— GIVEN TASK —
Look through the records and report how many lines include the word "Intake", with no other words.

Dataset entries:
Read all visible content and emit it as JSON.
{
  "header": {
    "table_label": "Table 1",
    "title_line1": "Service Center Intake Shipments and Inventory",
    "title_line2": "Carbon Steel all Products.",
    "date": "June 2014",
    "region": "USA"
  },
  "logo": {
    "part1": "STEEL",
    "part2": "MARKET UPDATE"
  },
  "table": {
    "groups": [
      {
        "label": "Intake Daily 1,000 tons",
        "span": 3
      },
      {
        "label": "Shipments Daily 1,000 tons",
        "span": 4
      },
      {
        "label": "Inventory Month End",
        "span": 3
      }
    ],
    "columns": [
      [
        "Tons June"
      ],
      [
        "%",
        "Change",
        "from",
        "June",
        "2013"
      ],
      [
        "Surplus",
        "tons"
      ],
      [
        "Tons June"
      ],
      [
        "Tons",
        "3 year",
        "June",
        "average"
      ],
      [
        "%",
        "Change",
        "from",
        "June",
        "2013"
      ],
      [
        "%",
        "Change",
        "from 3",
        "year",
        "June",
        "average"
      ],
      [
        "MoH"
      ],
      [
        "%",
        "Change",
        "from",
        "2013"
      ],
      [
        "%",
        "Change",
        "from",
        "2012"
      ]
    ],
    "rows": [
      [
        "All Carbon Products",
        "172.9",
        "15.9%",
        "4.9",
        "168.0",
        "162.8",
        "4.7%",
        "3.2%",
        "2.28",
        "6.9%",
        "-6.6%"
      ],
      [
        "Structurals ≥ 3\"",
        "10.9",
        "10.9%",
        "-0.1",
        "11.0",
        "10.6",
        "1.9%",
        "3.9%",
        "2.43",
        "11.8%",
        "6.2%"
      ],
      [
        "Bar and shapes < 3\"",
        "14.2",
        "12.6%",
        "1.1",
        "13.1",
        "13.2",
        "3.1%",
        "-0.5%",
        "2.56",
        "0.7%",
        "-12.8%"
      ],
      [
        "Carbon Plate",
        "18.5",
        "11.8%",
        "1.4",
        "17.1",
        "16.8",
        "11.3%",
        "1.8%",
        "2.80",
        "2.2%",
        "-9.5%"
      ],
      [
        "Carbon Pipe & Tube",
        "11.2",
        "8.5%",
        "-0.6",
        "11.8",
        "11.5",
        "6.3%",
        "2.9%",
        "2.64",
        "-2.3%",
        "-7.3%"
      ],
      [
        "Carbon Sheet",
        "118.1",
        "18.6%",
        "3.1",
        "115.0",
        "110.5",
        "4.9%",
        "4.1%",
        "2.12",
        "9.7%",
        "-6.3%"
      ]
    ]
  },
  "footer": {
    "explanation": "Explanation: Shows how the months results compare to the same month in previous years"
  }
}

— TASK SOLUTION —
2